--- Entries supplied ---
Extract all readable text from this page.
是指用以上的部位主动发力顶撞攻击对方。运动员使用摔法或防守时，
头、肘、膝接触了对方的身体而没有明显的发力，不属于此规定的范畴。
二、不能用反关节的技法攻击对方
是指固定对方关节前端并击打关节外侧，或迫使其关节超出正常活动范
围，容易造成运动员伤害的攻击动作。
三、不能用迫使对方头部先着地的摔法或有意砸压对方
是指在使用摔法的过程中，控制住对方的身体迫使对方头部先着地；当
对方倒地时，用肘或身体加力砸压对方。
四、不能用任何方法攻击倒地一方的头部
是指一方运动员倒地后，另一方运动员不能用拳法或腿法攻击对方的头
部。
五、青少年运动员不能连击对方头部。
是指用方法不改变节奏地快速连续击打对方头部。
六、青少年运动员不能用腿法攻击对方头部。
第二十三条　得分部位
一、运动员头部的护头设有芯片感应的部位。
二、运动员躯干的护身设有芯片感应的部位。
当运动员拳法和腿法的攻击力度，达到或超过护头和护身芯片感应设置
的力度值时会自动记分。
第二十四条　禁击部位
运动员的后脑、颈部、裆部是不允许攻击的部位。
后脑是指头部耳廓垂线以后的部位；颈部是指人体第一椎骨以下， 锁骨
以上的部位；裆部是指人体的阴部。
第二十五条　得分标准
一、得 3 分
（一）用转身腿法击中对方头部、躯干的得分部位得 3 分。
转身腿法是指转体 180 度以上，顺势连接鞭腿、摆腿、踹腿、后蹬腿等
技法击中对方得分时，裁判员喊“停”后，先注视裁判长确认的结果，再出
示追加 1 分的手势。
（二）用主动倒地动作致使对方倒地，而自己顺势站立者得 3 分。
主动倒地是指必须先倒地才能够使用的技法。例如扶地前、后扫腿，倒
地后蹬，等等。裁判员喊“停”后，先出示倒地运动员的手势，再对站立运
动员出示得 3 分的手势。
---
Exercise goal:
Count how many lines include the string "裁判员喊". Nothing but the number is needed.

Finished answer:
2